• **To be done**
Copy each line containing the word "data" from the records that follow, please.

(Entries taken from a collection)
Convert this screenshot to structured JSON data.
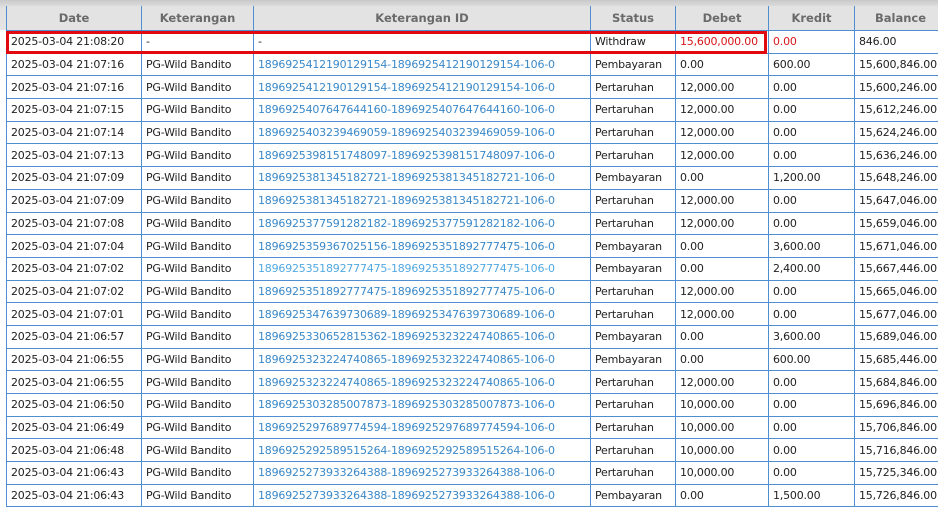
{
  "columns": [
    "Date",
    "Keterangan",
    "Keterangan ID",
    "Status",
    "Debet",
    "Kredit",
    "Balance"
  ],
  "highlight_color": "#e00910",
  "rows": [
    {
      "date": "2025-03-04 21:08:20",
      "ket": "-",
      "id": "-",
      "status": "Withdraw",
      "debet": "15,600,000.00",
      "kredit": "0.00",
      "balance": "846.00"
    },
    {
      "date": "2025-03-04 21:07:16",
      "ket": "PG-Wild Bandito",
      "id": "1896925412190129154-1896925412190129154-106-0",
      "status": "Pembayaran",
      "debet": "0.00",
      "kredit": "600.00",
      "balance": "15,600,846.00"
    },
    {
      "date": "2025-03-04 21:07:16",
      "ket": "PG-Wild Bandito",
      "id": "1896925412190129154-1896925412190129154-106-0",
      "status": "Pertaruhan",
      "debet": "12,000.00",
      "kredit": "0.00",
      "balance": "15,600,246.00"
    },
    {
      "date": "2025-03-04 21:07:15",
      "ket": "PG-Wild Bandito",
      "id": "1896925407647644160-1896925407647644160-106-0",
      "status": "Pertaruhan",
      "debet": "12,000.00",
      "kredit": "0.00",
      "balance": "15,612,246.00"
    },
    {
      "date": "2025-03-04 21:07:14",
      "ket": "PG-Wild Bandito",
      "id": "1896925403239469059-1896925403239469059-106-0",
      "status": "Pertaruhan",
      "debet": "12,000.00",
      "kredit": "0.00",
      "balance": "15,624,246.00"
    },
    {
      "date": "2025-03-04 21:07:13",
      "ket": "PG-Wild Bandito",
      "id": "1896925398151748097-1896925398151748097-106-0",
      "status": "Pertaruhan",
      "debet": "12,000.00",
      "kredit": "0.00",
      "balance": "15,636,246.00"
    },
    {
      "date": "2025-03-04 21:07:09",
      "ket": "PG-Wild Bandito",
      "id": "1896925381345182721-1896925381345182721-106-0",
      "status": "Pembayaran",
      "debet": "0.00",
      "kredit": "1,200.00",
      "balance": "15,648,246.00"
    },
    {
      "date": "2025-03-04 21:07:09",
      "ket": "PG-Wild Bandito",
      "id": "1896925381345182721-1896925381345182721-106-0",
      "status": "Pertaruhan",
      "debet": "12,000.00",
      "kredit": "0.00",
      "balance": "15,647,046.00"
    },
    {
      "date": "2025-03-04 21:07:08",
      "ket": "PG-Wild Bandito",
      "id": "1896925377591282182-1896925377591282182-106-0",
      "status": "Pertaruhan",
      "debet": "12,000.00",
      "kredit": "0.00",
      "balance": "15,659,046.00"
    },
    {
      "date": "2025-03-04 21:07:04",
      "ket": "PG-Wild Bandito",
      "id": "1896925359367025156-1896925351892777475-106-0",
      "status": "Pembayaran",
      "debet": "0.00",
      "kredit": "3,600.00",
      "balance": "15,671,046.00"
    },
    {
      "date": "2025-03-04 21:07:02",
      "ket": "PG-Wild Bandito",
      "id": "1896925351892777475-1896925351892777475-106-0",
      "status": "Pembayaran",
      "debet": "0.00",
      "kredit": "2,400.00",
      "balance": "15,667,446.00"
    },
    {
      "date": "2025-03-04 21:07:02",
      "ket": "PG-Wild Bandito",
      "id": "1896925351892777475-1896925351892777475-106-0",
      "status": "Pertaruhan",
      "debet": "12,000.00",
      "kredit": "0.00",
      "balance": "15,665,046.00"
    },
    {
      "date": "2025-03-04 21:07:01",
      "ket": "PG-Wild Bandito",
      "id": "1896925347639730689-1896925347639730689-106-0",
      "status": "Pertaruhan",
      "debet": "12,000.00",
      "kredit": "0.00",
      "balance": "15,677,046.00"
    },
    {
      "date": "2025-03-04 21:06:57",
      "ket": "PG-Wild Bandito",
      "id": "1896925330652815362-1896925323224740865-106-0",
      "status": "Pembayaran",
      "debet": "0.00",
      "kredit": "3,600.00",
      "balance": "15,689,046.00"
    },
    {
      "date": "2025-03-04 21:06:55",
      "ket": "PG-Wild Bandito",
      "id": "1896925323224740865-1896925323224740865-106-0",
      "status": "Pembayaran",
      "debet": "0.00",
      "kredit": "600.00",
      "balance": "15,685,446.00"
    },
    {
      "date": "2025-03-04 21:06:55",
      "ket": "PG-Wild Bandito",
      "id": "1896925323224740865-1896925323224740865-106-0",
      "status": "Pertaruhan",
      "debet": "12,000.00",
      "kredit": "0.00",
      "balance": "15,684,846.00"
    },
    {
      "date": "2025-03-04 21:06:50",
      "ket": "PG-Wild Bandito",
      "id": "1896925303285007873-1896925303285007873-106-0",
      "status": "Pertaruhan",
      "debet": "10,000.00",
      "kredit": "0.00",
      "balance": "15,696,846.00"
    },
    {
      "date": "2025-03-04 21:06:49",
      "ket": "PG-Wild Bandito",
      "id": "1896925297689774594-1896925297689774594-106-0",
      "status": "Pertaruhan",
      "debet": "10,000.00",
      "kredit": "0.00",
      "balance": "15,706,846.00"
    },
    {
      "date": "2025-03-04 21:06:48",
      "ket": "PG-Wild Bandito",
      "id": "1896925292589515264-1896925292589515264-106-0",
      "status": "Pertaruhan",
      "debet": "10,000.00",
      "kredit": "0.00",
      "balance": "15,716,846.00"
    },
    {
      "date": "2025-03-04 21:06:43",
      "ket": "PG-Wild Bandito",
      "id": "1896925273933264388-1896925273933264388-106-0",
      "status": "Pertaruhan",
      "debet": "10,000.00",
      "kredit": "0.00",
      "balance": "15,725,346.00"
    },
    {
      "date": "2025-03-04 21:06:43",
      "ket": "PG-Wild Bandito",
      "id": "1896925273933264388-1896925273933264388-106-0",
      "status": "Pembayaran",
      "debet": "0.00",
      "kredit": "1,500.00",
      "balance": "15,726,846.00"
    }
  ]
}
---
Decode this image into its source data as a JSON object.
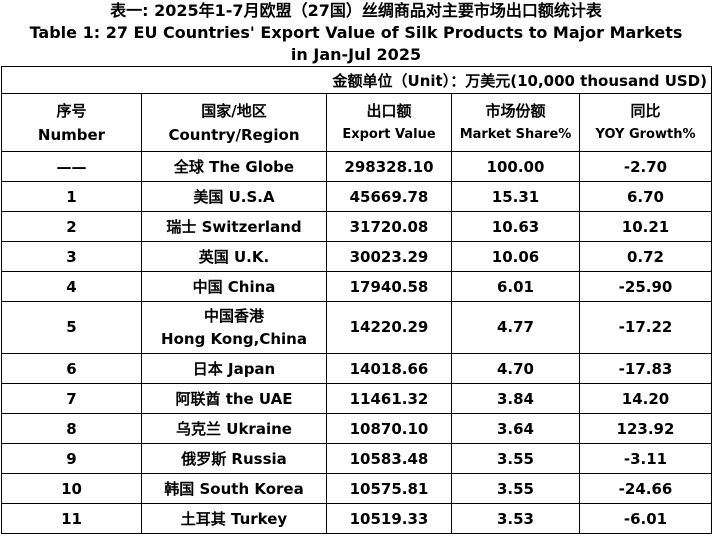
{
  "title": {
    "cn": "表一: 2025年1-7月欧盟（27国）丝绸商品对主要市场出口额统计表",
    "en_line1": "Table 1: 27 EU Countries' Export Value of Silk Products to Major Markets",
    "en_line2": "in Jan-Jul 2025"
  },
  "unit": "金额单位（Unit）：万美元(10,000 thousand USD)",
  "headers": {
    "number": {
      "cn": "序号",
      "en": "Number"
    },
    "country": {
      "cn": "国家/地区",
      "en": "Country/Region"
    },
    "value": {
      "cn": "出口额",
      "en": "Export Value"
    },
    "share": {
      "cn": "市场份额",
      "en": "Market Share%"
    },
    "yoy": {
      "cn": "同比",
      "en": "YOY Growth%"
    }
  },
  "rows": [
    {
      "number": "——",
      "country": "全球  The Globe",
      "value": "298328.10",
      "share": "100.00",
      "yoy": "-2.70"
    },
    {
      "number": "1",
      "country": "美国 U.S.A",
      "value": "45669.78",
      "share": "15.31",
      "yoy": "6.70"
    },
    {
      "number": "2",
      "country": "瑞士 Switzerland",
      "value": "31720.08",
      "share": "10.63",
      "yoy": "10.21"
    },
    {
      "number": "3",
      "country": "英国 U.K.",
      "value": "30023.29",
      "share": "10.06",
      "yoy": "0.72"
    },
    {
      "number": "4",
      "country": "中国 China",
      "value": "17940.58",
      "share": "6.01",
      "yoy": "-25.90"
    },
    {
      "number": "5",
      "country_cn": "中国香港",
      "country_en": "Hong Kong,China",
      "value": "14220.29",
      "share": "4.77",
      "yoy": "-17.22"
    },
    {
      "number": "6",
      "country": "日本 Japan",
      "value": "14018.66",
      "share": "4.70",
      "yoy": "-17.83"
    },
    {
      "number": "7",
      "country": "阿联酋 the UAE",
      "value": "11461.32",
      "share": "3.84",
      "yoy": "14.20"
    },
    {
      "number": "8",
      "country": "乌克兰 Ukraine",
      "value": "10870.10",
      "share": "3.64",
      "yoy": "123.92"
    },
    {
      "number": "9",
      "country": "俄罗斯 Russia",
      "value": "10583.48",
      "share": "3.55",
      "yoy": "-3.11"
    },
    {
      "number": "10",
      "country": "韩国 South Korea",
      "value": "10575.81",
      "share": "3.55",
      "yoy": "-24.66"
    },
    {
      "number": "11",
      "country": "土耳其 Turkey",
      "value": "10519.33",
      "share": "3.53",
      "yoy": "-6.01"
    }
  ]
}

• **Response to the exercise**
Convert this screenshot to structured JSON data.
Decode this image into its source data as a JSON object.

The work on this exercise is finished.